TO DO: From the listing that follows, output everything exactly except the pictures.

Stored entries:
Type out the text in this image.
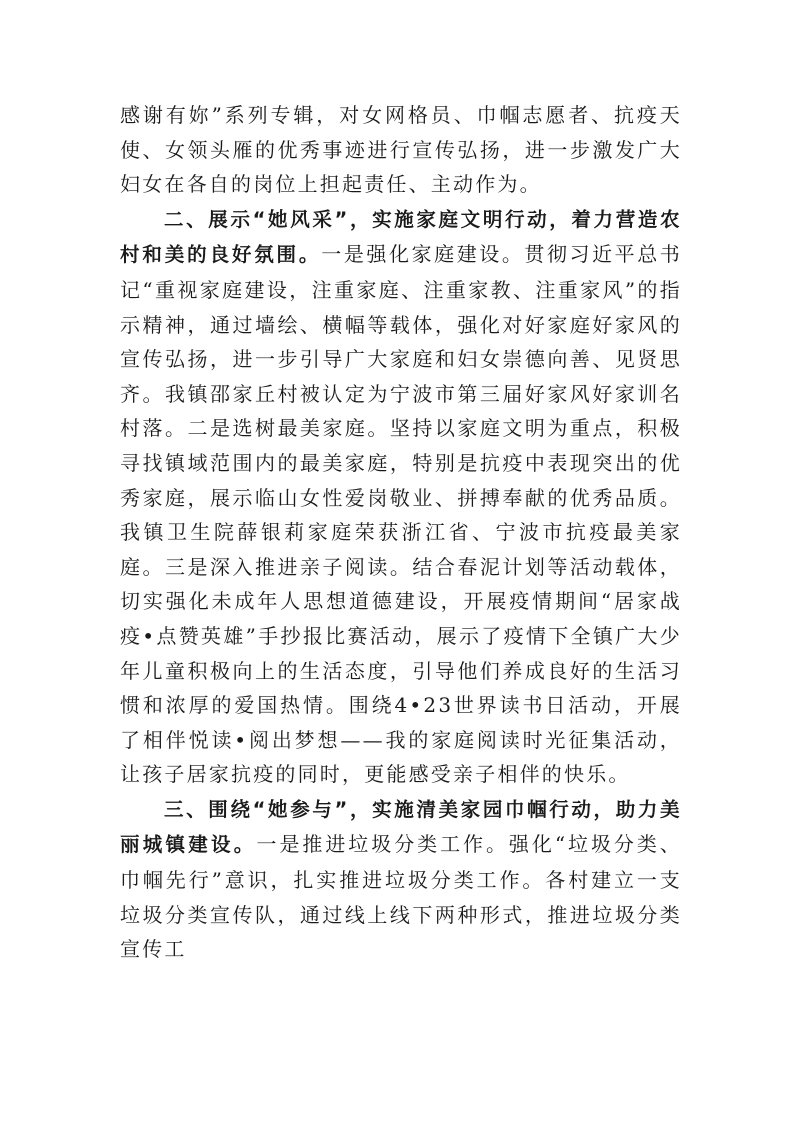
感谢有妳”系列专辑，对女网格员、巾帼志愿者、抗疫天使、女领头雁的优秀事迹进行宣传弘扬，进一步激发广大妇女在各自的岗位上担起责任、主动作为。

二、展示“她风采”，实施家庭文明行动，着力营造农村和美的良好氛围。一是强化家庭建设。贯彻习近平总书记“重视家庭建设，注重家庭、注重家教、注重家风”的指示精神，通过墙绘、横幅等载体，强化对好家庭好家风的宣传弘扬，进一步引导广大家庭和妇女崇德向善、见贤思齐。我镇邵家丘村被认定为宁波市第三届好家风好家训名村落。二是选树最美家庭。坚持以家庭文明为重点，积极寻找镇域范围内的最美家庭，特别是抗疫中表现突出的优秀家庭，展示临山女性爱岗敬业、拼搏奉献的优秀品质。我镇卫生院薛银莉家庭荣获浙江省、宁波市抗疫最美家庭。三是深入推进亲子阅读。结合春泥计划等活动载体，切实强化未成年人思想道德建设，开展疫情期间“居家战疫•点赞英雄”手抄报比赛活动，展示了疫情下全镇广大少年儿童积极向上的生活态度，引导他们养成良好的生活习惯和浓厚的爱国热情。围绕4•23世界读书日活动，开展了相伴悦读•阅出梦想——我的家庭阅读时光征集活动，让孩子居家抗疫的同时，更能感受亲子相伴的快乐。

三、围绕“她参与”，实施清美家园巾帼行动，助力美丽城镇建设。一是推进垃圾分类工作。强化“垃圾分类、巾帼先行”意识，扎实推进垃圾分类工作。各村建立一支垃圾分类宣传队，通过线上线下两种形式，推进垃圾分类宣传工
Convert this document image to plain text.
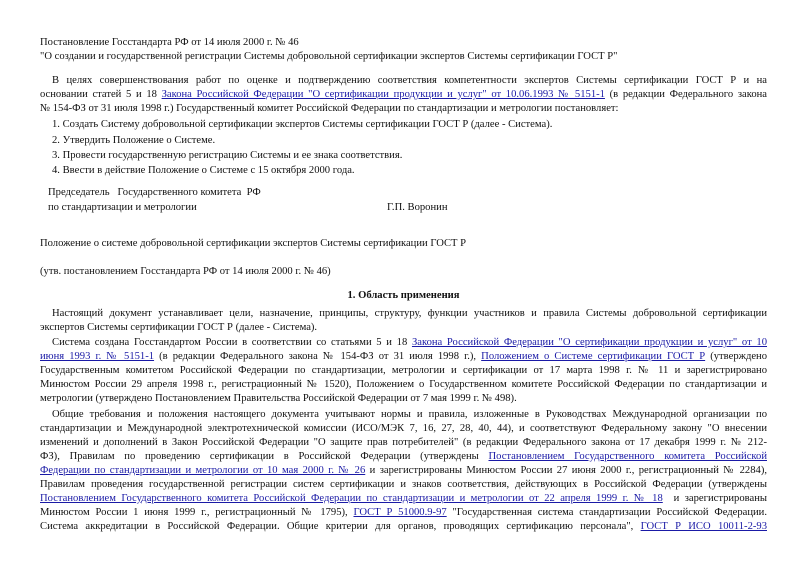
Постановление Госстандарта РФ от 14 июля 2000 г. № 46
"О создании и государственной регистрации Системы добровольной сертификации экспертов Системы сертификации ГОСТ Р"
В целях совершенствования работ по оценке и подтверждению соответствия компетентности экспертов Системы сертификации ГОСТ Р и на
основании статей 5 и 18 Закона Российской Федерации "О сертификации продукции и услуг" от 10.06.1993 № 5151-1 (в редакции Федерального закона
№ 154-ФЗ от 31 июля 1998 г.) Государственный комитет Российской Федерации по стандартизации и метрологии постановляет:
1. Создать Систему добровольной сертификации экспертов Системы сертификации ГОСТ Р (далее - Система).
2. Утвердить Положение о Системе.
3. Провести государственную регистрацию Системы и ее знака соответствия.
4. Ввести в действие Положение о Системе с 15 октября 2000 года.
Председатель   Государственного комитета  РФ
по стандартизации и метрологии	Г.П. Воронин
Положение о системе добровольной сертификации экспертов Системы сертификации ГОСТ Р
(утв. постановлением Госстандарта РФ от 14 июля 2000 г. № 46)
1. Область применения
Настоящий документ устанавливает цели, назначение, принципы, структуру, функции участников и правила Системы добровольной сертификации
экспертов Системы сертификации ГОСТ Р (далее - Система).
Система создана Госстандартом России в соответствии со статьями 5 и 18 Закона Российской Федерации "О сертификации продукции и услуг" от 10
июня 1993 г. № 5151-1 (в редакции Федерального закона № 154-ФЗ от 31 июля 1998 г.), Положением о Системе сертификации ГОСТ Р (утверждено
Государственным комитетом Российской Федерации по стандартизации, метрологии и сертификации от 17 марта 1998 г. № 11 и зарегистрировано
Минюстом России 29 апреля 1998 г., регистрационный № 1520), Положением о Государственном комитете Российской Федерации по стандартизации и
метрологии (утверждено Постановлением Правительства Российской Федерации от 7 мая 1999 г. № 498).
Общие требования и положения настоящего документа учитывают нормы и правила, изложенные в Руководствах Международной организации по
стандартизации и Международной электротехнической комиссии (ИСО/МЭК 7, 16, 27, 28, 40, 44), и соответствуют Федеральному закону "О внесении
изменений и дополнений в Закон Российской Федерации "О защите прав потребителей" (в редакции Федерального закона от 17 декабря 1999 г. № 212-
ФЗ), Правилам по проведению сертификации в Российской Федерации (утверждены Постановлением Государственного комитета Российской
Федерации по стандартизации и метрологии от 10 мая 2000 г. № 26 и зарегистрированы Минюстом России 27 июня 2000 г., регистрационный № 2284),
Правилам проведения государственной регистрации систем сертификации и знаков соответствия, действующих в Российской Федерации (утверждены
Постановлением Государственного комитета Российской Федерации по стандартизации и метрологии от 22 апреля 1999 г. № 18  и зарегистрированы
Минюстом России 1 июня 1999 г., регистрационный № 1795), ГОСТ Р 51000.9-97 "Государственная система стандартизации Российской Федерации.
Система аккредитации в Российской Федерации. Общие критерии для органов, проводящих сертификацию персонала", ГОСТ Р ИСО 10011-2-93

COMPLETED TASK:
Type out the text in this image.
感谢有妳”系列专辑，对女网格员、巾帼志愿者、抗疫天使、女领头雁的优秀事迹进行宣传弘扬，进一步激发广大妇女在各自的岗位上担起责任、主动作为。

二、展示“她风采”，实施家庭文明行动，着力营造农村和美的良好氛围。一是强化家庭建设。贯彻习近平总书记“重视家庭建设，注重家庭、注重家教、注重家风”的指示精神，通过墙绘、横幅等载体，强化对好家庭好家风的宣传弘扬，进一步引导广大家庭和妇女崇德向善、见贤思齐。我镇邵家丘村被认定为宁波市第三届好家风好家训名村落。二是选树最美家庭。坚持以家庭文明为重点，积极寻找镇域范围内的最美家庭，特别是抗疫中表现突出的优秀家庭，展示临山女性爱岗敬业、拼搏奉献的优秀品质。我镇卫生院薛银莉家庭荣获浙江省、宁波市抗疫最美家庭。三是深入推进亲子阅读。结合春泥计划等活动载体，切实强化未成年人思想道德建设，开展疫情期间“居家战疫•点赞英雄”手抄报比赛活动，展示了疫情下全镇广大少年儿童积极向上的生活态度，引导他们养成良好的生活习惯和浓厚的爱国热情。围绕4•23世界读书日活动，开展了相伴悦读•阅出梦想——我的家庭阅读时光征集活动，让孩子居家抗疫的同时，更能感受亲子相伴的快乐。

三、围绕“她参与”，实施清美家园巾帼行动，助力美丽城镇建设。一是推进垃圾分类工作。强化“垃圾分类、巾帼先行”意识，扎实推进垃圾分类工作。各村建立一支垃圾分类宣传队，通过线上线下两种形式，推进垃圾分类宣传工
Convert this document image to plain text.
Постановление Госстандарта РФ от 14 июля 2000 г. № 46
"О создании и государственной регистрации Системы добровольной сертификации экспертов Системы сертификации ГОСТ Р"
В целях совершенствования работ по оценке и подтверждению соответствия компетентности экспертов Системы сертификации ГОСТ Р и на
основании статей 5 и 18 Закона Российской Федерации "О сертификации продукции и услуг" от 10.06.1993 № 5151-1 (в редакции Федерального закона
№ 154-ФЗ от 31 июля 1998 г.) Государственный комитет Российской Федерации по стандартизации и метрологии постановляет:
1. Создать Систему добровольной сертификации экспертов Системы сертификации ГОСТ Р (далее - Система).
2. Утвердить Положение о Системе.
3. Провести государственную регистрацию Системы и ее знака соответствия.
4. Ввести в действие Положение о Системе с 15 октября 2000 года.
Председатель   Государственного комитета  РФ
по стандартизации и метрологии	Г.П. Воронин
Положение о системе добровольной сертификации экспертов Системы сертификации ГОСТ Р
(утв. постановлением Госстандарта РФ от 14 июля 2000 г. № 46)
1. Область применения
Настоящий документ устанавливает цели, назначение, принципы, структуру, функции участников и правила Системы добровольной сертификации
экспертов Системы сертификации ГОСТ Р (далее - Система).
Система создана Госстандартом России в соответствии со статьями 5 и 18 Закона Российской Федерации "О сертификации продукции и услуг" от 10
июня 1993 г. № 5151-1 (в редакции Федерального закона № 154-ФЗ от 31 июля 1998 г.), Положением о Системе сертификации ГОСТ Р (утверждено
Государственным комитетом Российской Федерации по стандартизации, метрологии и сертификации от 17 марта 1998 г. № 11 и зарегистрировано
Минюстом России 29 апреля 1998 г., регистрационный № 1520), Положением о Государственном комитете Российской Федерации по стандартизации и
метрологии (утверждено Постановлением Правительства Российской Федерации от 7 мая 1999 г. № 498).
Общие требования и положения настоящего документа учитывают нормы и правила, изложенные в Руководствах Международной организации по
стандартизации и Международной электротехнической комиссии (ИСО/МЭК 7, 16, 27, 28, 40, 44), и соответствуют Федеральному закону "О внесении
изменений и дополнений в Закон Российской Федерации "О защите прав потребителей" (в редакции Федерального закона от 17 декабря 1999 г. № 212-
ФЗ), Правилам по проведению сертификации в Российской Федерации (утверждены Постановлением Государственного комитета Российской
Федерации по стандартизации и метрологии от 10 мая 2000 г. № 26 и зарегистрированы Минюстом России 27 июня 2000 г., регистрационный № 2284),
Правилам проведения государственной регистрации систем сертификации и знаков соответствия, действующих в Российской Федерации (утверждены
Постановлением Государственного комитета Российской Федерации по стандартизации и метрологии от 22 апреля 1999 г. № 18  и зарегистрированы
Минюстом России 1 июня 1999 г., регистрационный № 1795), ГОСТ Р 51000.9-97 "Государственная система стандартизации Российской Федерации.
Система аккредитации в Российской Федерации. Общие критерии для органов, проводящих сертификацию персонала", ГОСТ Р ИСО 10011-2-93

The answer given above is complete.